- _Saved entries_
========

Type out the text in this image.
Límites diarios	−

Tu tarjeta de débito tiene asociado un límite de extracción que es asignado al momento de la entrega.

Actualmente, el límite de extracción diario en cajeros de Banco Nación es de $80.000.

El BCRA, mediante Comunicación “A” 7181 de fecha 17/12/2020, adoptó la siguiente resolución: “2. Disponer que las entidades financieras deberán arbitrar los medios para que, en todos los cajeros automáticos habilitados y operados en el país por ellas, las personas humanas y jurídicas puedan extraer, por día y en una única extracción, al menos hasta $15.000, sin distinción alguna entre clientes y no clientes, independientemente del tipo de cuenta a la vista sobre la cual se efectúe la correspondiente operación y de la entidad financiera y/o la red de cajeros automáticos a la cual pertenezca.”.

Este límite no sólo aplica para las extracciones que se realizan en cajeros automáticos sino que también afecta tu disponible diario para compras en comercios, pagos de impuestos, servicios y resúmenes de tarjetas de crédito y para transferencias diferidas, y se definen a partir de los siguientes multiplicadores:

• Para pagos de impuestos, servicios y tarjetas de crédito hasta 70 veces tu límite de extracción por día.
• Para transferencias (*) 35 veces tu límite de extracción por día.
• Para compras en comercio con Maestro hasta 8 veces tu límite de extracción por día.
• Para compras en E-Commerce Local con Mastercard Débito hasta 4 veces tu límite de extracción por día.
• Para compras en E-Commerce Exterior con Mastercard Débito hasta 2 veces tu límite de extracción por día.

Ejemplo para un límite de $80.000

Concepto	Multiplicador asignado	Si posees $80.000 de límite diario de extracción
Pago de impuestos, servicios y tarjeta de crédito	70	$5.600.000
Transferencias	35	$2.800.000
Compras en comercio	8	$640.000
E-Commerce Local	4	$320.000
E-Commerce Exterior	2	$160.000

========

- _EXERCISE BRIEF_
The records above should be restated word for word, please.

- _FINAL RESULT_
Type out the text in this image.
Límites diarios	−

Tu tarjeta de débito tiene asociado un límite de extracción que es asignado al momento de la entrega.

Actualmente, el límite de extracción diario en cajeros de Banco Nación es de $80.000.

El BCRA, mediante Comunicación “A” 7181 de fecha 17/12/2020, adoptó la siguiente resolución: “2. Disponer que las entidades financieras deberán arbitrar los medios para que, en todos los cajeros automáticos habilitados y operados en el país por ellas, las personas humanas y jurídicas puedan extraer, por día y en una única extracción, al menos hasta $15.000, sin distinción alguna entre clientes y no clientes, independientemente del tipo de cuenta a la vista sobre la cual se efectúe la correspondiente operación y de la entidad financiera y/o la red de cajeros automáticos a la cual pertenezca.”.

Este límite no sólo aplica para las extracciones que se realizan en cajeros automáticos sino que también afecta tu disponible diario para compras en comercios, pagos de impuestos, servicios y resúmenes de tarjetas de crédito y para transferencias diferidas, y se definen a partir de los siguientes multiplicadores:

• Para pagos de impuestos, servicios y tarjetas de crédito hasta 70 veces tu límite de extracción por día.
• Para transferencias (*) 35 veces tu límite de extracción por día.
• Para compras en comercio con Maestro hasta 8 veces tu límite de extracción por día.
• Para compras en E-Commerce Local con Mastercard Débito hasta 4 veces tu límite de extracción por día.
• Para compras en E-Commerce Exterior con Mastercard Débito hasta 2 veces tu límite de extracción por día.

Ejemplo para un límite de $80.000

Concepto	Multiplicador asignado	Si posees $80.000 de límite diario de extracción
Pago de impuestos, servicios y tarjeta de crédito	70	$5.600.000
Transferencias	35	$2.800.000
Compras en comercio	8	$640.000
E-Commerce Local	4	$320.000
E-Commerce Exterior	2	$160.000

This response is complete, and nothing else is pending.